What to work on:
For the entries that follow, state how many lines include the word "disagree", giving the number and nothing else.

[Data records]
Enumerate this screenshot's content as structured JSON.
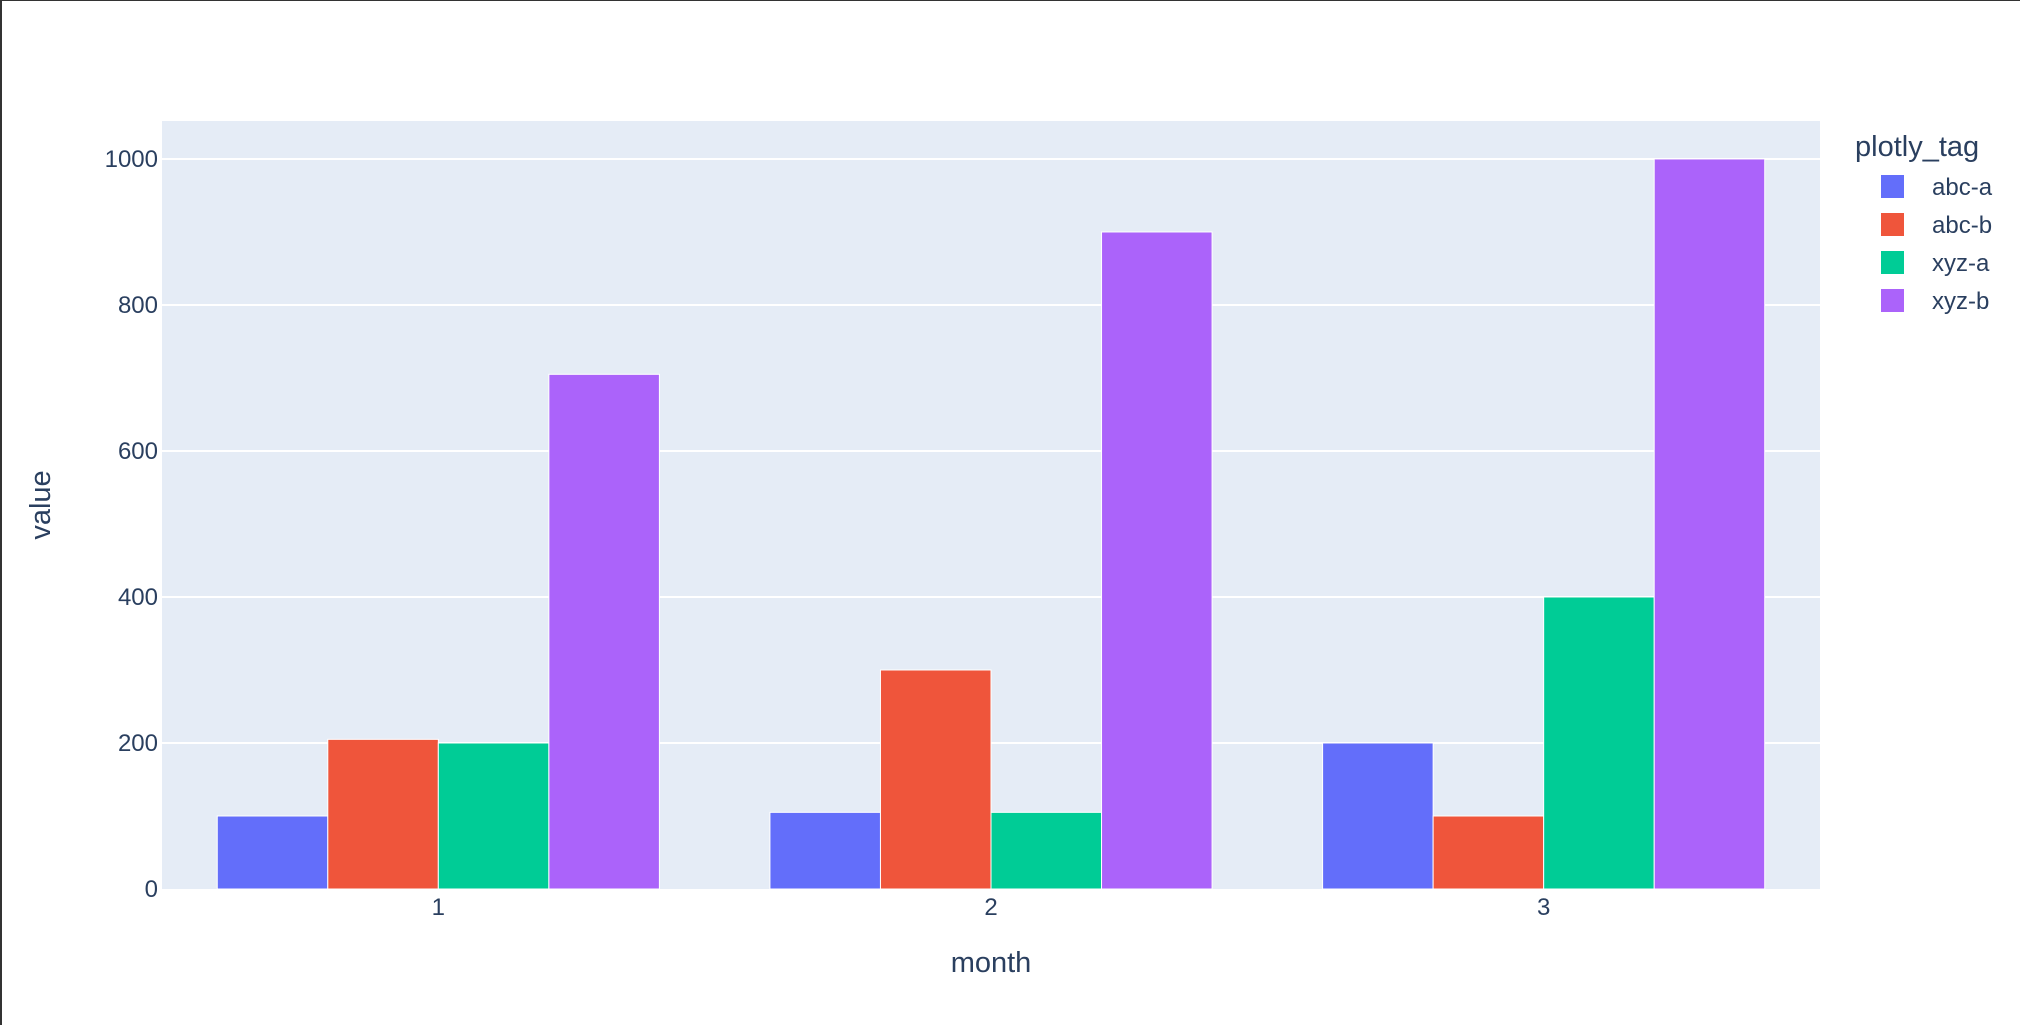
{
  "chart_data": {
    "type": "bar",
    "barmode": "group",
    "categories": [
      "1",
      "2",
      "3"
    ],
    "series": [
      {
        "name": "abc-a",
        "values": [
          100,
          105,
          200
        ],
        "color": "#636efa"
      },
      {
        "name": "abc-b",
        "values": [
          205,
          300,
          100
        ],
        "color": "#ef553b"
      },
      {
        "name": "xyz-a",
        "values": [
          200,
          105,
          400
        ],
        "color": "#00cc96"
      },
      {
        "name": "xyz-b",
        "values": [
          705,
          900,
          1000
        ],
        "color": "#ab63fa"
      }
    ],
    "title": "",
    "xlabel": "month",
    "ylabel": "value",
    "ylim": [
      0,
      1052
    ],
    "yticks": [
      0,
      200,
      400,
      600,
      800,
      1000
    ],
    "legend_title": "plotly_tag",
    "legend_position": "right",
    "grid": true,
    "plot_background": "#e5ecf6",
    "grid_color": "#ffffff"
  }
}
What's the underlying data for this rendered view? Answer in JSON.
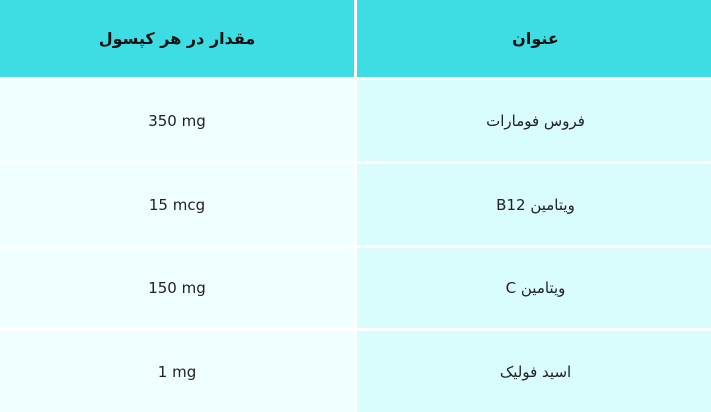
{
  "table": {
    "headers": [
      "مقدار در هر کپسول",
      "عنوان"
    ],
    "rows": [
      {
        "amount": "350 mg",
        "title": "فروس فومارات"
      },
      {
        "amount": "15 mcg",
        "title": "ویتامین B12"
      },
      {
        "amount": "150 mg",
        "title": "ویتامین C"
      },
      {
        "amount": "1 mg",
        "title": "اسید فولیک"
      }
    ]
  },
  "colors": {
    "header": "#3edde3",
    "left_cell": "#effeff",
    "right_cell": "#d9fcfd"
  }
}
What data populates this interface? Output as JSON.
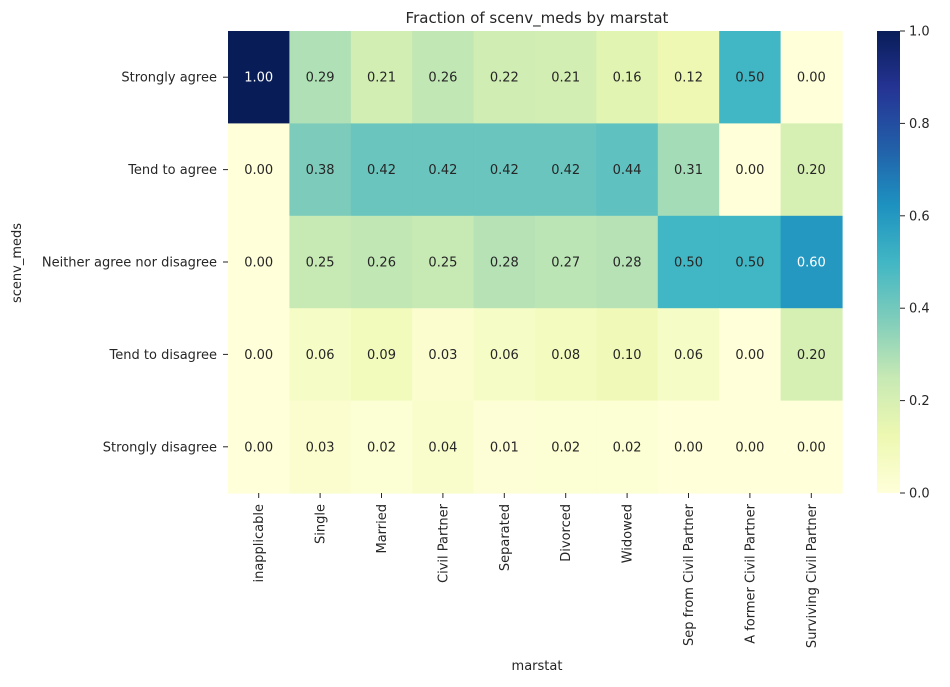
{
  "chart_data": {
    "type": "heatmap",
    "title": "Fraction of scenv_meds by marstat",
    "xlabel": "marstat",
    "ylabel": "scenv_meds",
    "x_categories": [
      "inapplicable",
      "Single",
      "Married",
      "Civil Partner",
      "Separated",
      "Divorced",
      "Widowed",
      "Sep from Civil Partner",
      "A former Civil Partner",
      "Surviving Civil Partner"
    ],
    "y_categories": [
      "Strongly agree",
      "Tend to agree",
      "Neither agree nor disagree",
      "Tend to disagree",
      "Strongly disagree"
    ],
    "values": [
      [
        1.0,
        0.29,
        0.21,
        0.26,
        0.22,
        0.21,
        0.16,
        0.12,
        0.5,
        0.0
      ],
      [
        0.0,
        0.38,
        0.42,
        0.42,
        0.42,
        0.42,
        0.44,
        0.31,
        0.0,
        0.2
      ],
      [
        0.0,
        0.25,
        0.26,
        0.25,
        0.28,
        0.27,
        0.28,
        0.5,
        0.5,
        0.6
      ],
      [
        0.0,
        0.06,
        0.09,
        0.03,
        0.06,
        0.08,
        0.1,
        0.06,
        0.0,
        0.2
      ],
      [
        0.0,
        0.03,
        0.02,
        0.04,
        0.01,
        0.02,
        0.02,
        0.0,
        0.0,
        0.0
      ]
    ],
    "colormap": "YlGnBu",
    "vmin": 0.0,
    "vmax": 1.0,
    "colorbar_ticks": [
      "0.0",
      "0.2",
      "0.4",
      "0.6",
      "0.8",
      "1.0"
    ],
    "annotation_format": "0.00"
  }
}
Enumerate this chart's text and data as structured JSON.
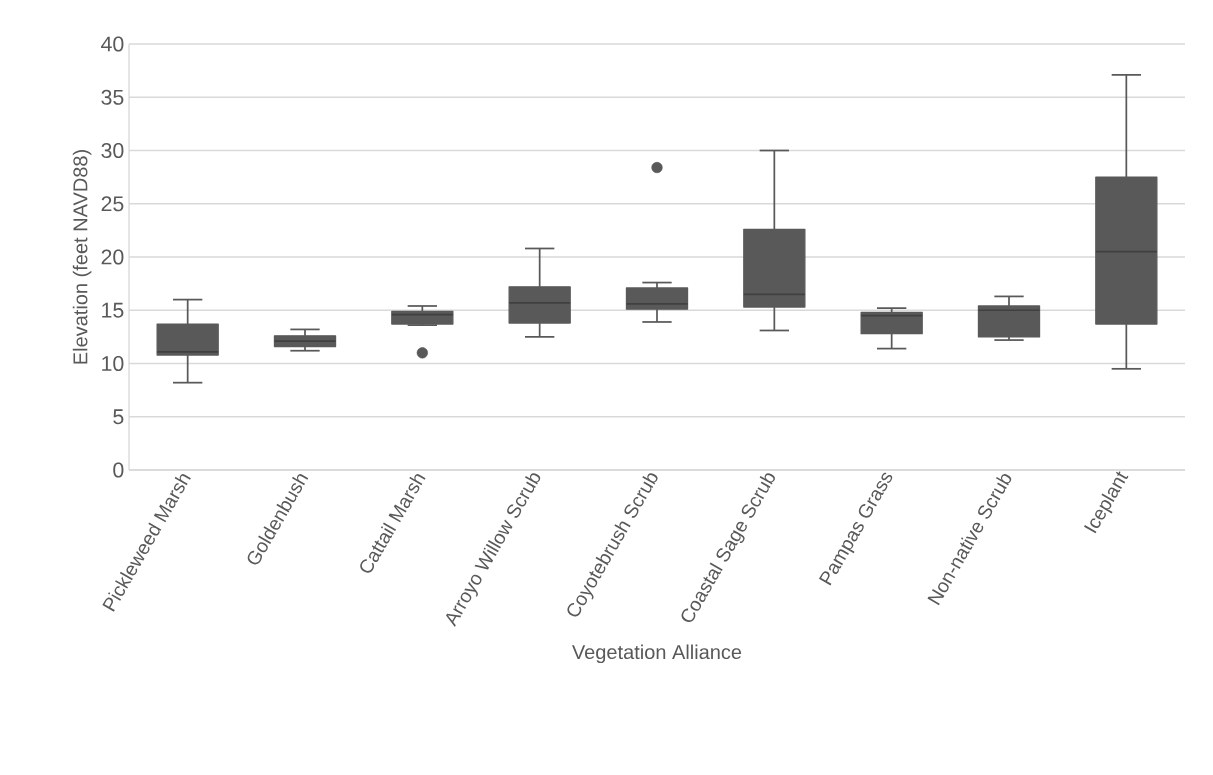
{
  "chart_data": {
    "type": "box",
    "xlabel": "Vegetation Alliance",
    "ylabel": "Elevation (feet NAVD88)",
    "categories": [
      "Pickleweed Marsh",
      "Goldenbush",
      "Cattail Marsh",
      "Arroyo Willow Scrub",
      "Coyotebrush Scrub",
      "Coastal Sage Scrub",
      "Pampas Grass",
      "Non-native Scrub",
      "Iceplant"
    ],
    "color": "#595959",
    "boxes": [
      {
        "low": 8.2,
        "q1": 10.8,
        "median": 11.1,
        "q3": 13.7,
        "high": 16.0
      },
      {
        "low": 11.2,
        "q1": 11.6,
        "median": 12.1,
        "q3": 12.6,
        "high": 13.2
      },
      {
        "low": 13.6,
        "q1": 13.7,
        "median": 14.6,
        "q3": 14.9,
        "high": 15.4,
        "outliers": [
          11.0
        ]
      },
      {
        "low": 12.5,
        "q1": 13.8,
        "median": 15.7,
        "q3": 17.2,
        "high": 20.8
      },
      {
        "low": 13.9,
        "q1": 15.1,
        "median": 15.6,
        "q3": 17.1,
        "high": 17.6,
        "outliers": [
          28.4
        ]
      },
      {
        "low": 13.1,
        "q1": 15.3,
        "median": 16.5,
        "q3": 22.6,
        "high": 30.0
      },
      {
        "low": 11.4,
        "q1": 12.8,
        "median": 14.5,
        "q3": 14.8,
        "high": 15.2
      },
      {
        "low": 12.2,
        "q1": 12.5,
        "median": 15.0,
        "q3": 15.4,
        "high": 16.3
      },
      {
        "low": 9.5,
        "q1": 13.7,
        "median": 20.5,
        "q3": 27.5,
        "high": 37.1
      }
    ],
    "ylim": [
      0,
      40
    ],
    "yticks": [
      0,
      5,
      10,
      15,
      20,
      25,
      30,
      35,
      40
    ],
    "grid": "y"
  }
}
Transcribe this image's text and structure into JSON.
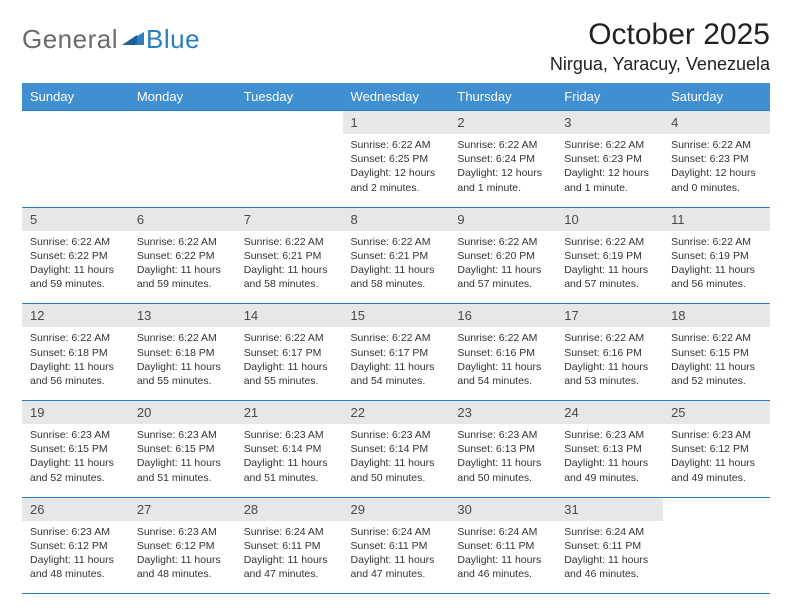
{
  "brand": {
    "part1": "General",
    "part2": "Blue"
  },
  "header": {
    "month_title": "October 2025",
    "location": "Nirgua, Yaracuy, Venezuela"
  },
  "colors": {
    "header_bg": "#3f8fd1",
    "header_fg": "#ffffff",
    "daynum_bg": "#e7e7e7",
    "border": "#2a7fc4",
    "logo_gray": "#6b6b6b",
    "logo_blue": "#2a7fc4",
    "page_bg": "#ffffff"
  },
  "day_names": [
    "Sunday",
    "Monday",
    "Tuesday",
    "Wednesday",
    "Thursday",
    "Friday",
    "Saturday"
  ],
  "weeks": [
    [
      null,
      null,
      null,
      {
        "n": "1",
        "sr": "6:22 AM",
        "ss": "6:25 PM",
        "dl": "12 hours and 2 minutes."
      },
      {
        "n": "2",
        "sr": "6:22 AM",
        "ss": "6:24 PM",
        "dl": "12 hours and 1 minute."
      },
      {
        "n": "3",
        "sr": "6:22 AM",
        "ss": "6:23 PM",
        "dl": "12 hours and 1 minute."
      },
      {
        "n": "4",
        "sr": "6:22 AM",
        "ss": "6:23 PM",
        "dl": "12 hours and 0 minutes."
      }
    ],
    [
      {
        "n": "5",
        "sr": "6:22 AM",
        "ss": "6:22 PM",
        "dl": "11 hours and 59 minutes."
      },
      {
        "n": "6",
        "sr": "6:22 AM",
        "ss": "6:22 PM",
        "dl": "11 hours and 59 minutes."
      },
      {
        "n": "7",
        "sr": "6:22 AM",
        "ss": "6:21 PM",
        "dl": "11 hours and 58 minutes."
      },
      {
        "n": "8",
        "sr": "6:22 AM",
        "ss": "6:21 PM",
        "dl": "11 hours and 58 minutes."
      },
      {
        "n": "9",
        "sr": "6:22 AM",
        "ss": "6:20 PM",
        "dl": "11 hours and 57 minutes."
      },
      {
        "n": "10",
        "sr": "6:22 AM",
        "ss": "6:19 PM",
        "dl": "11 hours and 57 minutes."
      },
      {
        "n": "11",
        "sr": "6:22 AM",
        "ss": "6:19 PM",
        "dl": "11 hours and 56 minutes."
      }
    ],
    [
      {
        "n": "12",
        "sr": "6:22 AM",
        "ss": "6:18 PM",
        "dl": "11 hours and 56 minutes."
      },
      {
        "n": "13",
        "sr": "6:22 AM",
        "ss": "6:18 PM",
        "dl": "11 hours and 55 minutes."
      },
      {
        "n": "14",
        "sr": "6:22 AM",
        "ss": "6:17 PM",
        "dl": "11 hours and 55 minutes."
      },
      {
        "n": "15",
        "sr": "6:22 AM",
        "ss": "6:17 PM",
        "dl": "11 hours and 54 minutes."
      },
      {
        "n": "16",
        "sr": "6:22 AM",
        "ss": "6:16 PM",
        "dl": "11 hours and 54 minutes."
      },
      {
        "n": "17",
        "sr": "6:22 AM",
        "ss": "6:16 PM",
        "dl": "11 hours and 53 minutes."
      },
      {
        "n": "18",
        "sr": "6:22 AM",
        "ss": "6:15 PM",
        "dl": "11 hours and 52 minutes."
      }
    ],
    [
      {
        "n": "19",
        "sr": "6:23 AM",
        "ss": "6:15 PM",
        "dl": "11 hours and 52 minutes."
      },
      {
        "n": "20",
        "sr": "6:23 AM",
        "ss": "6:15 PM",
        "dl": "11 hours and 51 minutes."
      },
      {
        "n": "21",
        "sr": "6:23 AM",
        "ss": "6:14 PM",
        "dl": "11 hours and 51 minutes."
      },
      {
        "n": "22",
        "sr": "6:23 AM",
        "ss": "6:14 PM",
        "dl": "11 hours and 50 minutes."
      },
      {
        "n": "23",
        "sr": "6:23 AM",
        "ss": "6:13 PM",
        "dl": "11 hours and 50 minutes."
      },
      {
        "n": "24",
        "sr": "6:23 AM",
        "ss": "6:13 PM",
        "dl": "11 hours and 49 minutes."
      },
      {
        "n": "25",
        "sr": "6:23 AM",
        "ss": "6:12 PM",
        "dl": "11 hours and 49 minutes."
      }
    ],
    [
      {
        "n": "26",
        "sr": "6:23 AM",
        "ss": "6:12 PM",
        "dl": "11 hours and 48 minutes."
      },
      {
        "n": "27",
        "sr": "6:23 AM",
        "ss": "6:12 PM",
        "dl": "11 hours and 48 minutes."
      },
      {
        "n": "28",
        "sr": "6:24 AM",
        "ss": "6:11 PM",
        "dl": "11 hours and 47 minutes."
      },
      {
        "n": "29",
        "sr": "6:24 AM",
        "ss": "6:11 PM",
        "dl": "11 hours and 47 minutes."
      },
      {
        "n": "30",
        "sr": "6:24 AM",
        "ss": "6:11 PM",
        "dl": "11 hours and 46 minutes."
      },
      {
        "n": "31",
        "sr": "6:24 AM",
        "ss": "6:11 PM",
        "dl": "11 hours and 46 minutes."
      },
      null
    ]
  ],
  "labels": {
    "sunrise": "Sunrise:",
    "sunset": "Sunset:",
    "daylight": "Daylight:"
  }
}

Solution:
3